● **DO THIS**
Pick up the forum thread about the Harman/Kardon Onyx Studio speakers after its last line and keep it going.
BEGIN READING PASSAGE
# Harman/kardon onyx studio 1 vs onyx studio 2 and others



## Pedro Oliveira

Hi guys, sorry for the new thread but i am hopping someone can help me with some doubts i have about the harman/kardon onyx studio bluetooth speakers....

So heres the deal... Recently i purchased a onyx studio 1 and overall it seems to sound very nice but is it me or at some more demanding lower tones, the speakers seem to rattle a bit? Like some kind of vibration or a reverb... I am not even talking about on full blast, it seems to happen above 30% volume....

This leads me to this.... If this is indeed a issue with all onyx 1 units, does the onyx 2 solves this in anyway?

What are the main differences between the onyx studio 1 and 2 besides the finish on the back, the mic and the color? Soundwise both are exactly the same?

Anyone compared both to the jbl xtreme?

Cheers..
END READING PASSAGE
BEGIN RECORD LIST
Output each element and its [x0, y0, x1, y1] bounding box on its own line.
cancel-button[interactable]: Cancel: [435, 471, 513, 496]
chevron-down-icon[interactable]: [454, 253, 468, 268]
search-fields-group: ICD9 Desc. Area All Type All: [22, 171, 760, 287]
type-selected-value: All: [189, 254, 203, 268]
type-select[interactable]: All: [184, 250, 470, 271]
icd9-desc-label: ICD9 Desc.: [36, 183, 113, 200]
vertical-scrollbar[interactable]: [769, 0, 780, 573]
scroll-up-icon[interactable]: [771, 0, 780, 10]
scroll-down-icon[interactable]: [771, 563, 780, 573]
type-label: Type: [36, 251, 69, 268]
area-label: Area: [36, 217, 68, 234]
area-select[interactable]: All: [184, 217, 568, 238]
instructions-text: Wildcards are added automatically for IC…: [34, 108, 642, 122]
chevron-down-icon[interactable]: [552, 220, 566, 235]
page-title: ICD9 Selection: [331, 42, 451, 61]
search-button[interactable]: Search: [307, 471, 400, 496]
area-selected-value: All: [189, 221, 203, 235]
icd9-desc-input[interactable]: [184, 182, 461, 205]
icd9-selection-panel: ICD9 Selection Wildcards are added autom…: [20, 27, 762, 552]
END RECORD LIST
● **RESULT FOR THIS TASK**
----------



## joendsu

I have the Onyx 2 and I too hear the vibration at ~30%. It sounds like it is caused by the rear radiator cap to me. I really love this speaker, but annoyed by the vibration on intense bass. Let me know if you were able to solve it. I'm thinking I might try to do something with the seal of the cap to the plastic/rubber, but am nervous to mess with it and make it worse/wreck it.


----------



## Pedro Oliveira

joendsu said:


> I have the Onyx 2 and I too hear the vibration at ~30%. It sounds like it is caused by the rear radiator cap to me. I really love this speaker, but annoyed by the vibration on intense bass. Let me know if you were able to solve it. I'm thinking I might try to do something with the seal of the cap to the plastic/rubber, but am nervous to mess with it and make it worse/wreck it.




I solved it.... I returned it to the store..... 
First i tried a second unit, but the vibration was still there. Yhe demo unit on the story also had some vibration on some cases.... Its not something unbearable, but on really deep and strong bass notes and when in a quiet roon it is something that you end up noticing.

Its a shame since in my opinion the onyx is better sounding yhan the jbl xtreme when conected to the wall.... It sounds much more crisp, punchy and clear....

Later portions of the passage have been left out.